── Records shown ──
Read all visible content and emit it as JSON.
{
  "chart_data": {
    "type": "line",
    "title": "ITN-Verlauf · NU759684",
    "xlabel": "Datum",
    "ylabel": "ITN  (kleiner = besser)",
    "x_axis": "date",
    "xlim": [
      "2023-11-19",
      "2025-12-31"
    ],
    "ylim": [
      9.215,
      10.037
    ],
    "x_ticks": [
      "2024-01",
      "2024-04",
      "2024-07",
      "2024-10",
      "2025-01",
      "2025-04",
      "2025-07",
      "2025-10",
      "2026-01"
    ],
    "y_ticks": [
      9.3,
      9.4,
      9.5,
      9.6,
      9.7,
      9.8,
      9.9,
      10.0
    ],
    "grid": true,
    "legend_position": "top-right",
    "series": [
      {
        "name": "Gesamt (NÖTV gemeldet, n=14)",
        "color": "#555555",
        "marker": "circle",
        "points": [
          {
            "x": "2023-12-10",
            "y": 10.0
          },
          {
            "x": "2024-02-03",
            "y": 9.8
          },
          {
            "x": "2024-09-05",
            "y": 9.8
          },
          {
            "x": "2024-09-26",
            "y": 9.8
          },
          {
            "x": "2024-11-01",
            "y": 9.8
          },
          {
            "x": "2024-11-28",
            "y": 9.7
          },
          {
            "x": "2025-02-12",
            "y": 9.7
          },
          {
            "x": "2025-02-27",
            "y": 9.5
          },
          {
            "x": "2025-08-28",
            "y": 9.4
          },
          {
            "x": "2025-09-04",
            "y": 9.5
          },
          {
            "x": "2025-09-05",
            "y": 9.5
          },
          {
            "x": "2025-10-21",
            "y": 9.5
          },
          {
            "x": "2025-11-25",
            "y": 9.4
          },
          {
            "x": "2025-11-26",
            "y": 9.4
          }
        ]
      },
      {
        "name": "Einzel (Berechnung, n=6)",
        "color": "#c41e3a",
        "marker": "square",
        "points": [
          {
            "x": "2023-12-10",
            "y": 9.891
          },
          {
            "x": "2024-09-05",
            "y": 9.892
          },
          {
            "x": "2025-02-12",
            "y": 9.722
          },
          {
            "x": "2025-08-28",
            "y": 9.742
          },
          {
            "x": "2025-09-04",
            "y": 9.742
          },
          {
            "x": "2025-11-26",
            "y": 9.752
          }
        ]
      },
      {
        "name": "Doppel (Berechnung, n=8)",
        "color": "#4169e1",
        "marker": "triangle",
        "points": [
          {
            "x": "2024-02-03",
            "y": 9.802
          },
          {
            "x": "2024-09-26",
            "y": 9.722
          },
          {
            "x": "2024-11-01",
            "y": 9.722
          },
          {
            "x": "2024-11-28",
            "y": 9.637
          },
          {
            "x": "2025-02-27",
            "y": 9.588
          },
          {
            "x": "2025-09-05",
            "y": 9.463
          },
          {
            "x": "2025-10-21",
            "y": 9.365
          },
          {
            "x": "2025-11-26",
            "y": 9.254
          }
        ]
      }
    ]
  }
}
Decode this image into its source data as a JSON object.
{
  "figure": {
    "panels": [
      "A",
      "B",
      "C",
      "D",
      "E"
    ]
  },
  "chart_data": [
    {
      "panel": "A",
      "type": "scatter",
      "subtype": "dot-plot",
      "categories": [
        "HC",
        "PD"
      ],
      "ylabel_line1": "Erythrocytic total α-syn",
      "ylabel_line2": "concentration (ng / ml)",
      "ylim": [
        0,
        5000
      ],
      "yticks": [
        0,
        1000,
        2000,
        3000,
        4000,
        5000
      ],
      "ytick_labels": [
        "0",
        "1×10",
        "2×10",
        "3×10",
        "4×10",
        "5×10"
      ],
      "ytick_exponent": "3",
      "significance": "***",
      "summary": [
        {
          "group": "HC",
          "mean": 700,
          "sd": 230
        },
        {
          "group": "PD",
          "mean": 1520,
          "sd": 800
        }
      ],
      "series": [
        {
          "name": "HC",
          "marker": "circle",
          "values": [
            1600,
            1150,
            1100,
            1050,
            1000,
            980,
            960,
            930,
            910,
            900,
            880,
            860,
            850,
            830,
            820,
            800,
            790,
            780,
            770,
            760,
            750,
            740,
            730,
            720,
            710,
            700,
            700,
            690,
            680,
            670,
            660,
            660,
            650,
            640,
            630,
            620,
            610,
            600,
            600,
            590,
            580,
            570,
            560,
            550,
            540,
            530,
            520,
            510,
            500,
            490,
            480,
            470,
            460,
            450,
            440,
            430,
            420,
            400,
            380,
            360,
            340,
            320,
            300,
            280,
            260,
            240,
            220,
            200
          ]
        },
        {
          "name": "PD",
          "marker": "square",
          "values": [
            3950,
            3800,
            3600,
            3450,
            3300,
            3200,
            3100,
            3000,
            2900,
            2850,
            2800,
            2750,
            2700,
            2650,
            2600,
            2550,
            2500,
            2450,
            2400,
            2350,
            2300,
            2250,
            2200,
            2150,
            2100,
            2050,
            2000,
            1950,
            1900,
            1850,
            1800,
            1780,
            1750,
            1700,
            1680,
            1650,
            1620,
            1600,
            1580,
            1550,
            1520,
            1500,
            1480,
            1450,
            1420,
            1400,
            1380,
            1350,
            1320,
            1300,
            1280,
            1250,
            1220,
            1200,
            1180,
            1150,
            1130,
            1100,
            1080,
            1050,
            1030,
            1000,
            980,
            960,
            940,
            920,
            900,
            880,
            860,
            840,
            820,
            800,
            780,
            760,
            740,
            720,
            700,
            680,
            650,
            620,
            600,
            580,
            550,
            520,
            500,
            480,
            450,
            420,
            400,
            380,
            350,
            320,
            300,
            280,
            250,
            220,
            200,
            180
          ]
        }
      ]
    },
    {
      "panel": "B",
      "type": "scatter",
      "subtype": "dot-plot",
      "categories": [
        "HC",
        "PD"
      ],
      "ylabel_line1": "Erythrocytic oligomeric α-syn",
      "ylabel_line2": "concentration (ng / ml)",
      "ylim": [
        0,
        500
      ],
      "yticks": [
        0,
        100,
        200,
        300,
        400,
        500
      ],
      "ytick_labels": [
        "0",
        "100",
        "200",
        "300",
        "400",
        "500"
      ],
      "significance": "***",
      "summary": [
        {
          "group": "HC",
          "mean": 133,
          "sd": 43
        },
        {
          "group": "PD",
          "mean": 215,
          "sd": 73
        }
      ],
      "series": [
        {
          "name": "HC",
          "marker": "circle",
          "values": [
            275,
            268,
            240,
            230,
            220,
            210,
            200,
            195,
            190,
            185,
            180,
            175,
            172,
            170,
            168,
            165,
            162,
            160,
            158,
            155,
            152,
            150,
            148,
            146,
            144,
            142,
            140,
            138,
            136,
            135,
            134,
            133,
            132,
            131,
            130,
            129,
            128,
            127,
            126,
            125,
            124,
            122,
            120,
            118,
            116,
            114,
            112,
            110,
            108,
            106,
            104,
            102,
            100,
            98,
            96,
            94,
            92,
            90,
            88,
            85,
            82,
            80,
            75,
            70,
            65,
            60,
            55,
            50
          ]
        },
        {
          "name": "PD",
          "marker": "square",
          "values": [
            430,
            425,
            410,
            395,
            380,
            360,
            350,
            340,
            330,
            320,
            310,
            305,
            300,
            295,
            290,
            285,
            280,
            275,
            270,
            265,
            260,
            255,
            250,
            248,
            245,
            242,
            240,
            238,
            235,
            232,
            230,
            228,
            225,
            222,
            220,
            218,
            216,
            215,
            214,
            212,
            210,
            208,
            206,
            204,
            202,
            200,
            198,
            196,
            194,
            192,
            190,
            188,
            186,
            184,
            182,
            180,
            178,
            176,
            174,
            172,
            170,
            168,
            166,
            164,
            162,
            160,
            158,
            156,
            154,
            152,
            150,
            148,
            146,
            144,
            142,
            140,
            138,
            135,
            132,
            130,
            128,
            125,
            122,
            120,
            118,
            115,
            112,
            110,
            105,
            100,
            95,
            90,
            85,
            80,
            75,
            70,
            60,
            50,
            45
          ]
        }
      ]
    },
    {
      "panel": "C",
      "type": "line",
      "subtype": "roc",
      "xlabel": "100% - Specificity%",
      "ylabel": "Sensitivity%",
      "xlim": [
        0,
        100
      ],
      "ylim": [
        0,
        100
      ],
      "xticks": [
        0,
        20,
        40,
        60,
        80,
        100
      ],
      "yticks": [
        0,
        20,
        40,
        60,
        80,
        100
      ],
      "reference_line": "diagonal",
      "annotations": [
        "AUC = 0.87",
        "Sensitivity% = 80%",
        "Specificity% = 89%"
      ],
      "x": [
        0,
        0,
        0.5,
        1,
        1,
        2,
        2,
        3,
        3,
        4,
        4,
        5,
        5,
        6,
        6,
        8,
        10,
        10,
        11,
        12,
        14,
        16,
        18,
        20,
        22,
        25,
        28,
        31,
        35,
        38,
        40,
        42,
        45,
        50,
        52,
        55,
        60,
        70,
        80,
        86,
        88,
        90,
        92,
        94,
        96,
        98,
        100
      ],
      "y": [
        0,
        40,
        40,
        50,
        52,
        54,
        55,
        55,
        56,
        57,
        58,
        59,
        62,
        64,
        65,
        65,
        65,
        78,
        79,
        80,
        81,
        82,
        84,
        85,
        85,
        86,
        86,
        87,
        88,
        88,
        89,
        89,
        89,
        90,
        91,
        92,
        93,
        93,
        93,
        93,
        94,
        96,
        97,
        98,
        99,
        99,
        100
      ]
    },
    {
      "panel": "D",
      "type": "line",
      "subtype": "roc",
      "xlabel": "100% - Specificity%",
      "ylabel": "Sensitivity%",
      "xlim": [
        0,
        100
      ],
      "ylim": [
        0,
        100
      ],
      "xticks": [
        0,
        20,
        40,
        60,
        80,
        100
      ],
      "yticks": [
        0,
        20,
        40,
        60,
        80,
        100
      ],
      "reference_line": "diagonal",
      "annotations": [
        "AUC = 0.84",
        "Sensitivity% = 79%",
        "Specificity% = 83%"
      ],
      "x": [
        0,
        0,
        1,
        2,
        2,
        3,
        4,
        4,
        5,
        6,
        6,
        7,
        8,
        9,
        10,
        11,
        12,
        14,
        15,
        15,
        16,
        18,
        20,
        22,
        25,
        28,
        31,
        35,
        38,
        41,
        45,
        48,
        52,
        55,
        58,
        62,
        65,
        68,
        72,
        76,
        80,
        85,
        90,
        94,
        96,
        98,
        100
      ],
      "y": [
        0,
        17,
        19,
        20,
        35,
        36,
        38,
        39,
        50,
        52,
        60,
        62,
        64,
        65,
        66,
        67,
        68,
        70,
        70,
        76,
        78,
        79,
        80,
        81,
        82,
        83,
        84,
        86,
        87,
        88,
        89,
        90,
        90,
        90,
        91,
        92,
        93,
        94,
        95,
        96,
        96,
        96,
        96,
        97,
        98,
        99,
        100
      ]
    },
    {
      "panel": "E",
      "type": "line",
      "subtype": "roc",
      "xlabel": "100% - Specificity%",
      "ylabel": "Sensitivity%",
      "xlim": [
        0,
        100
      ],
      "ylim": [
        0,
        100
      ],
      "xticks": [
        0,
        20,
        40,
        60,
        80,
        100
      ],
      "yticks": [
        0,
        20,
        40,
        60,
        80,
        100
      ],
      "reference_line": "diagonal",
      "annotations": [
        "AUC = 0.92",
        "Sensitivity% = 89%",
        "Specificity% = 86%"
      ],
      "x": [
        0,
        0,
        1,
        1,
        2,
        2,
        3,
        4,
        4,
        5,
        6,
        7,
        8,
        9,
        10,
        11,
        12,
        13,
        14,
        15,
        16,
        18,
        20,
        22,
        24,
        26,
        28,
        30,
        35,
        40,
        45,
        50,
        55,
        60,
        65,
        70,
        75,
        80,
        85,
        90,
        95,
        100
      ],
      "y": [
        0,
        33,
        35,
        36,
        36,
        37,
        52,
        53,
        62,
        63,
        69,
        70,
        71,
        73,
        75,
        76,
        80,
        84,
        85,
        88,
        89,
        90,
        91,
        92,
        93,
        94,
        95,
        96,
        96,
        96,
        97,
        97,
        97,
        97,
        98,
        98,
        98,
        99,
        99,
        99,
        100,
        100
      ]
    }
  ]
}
───
_Exercise instructions_
Copy whichever lines in the listing above contain the word "marker".

_Task response_
        "marker": "circle",
        "marker": "square",
        "marker": "triangle",
          "marker": "circle",
          "marker": "square",
          "marker": "circle",
          "marker": "square",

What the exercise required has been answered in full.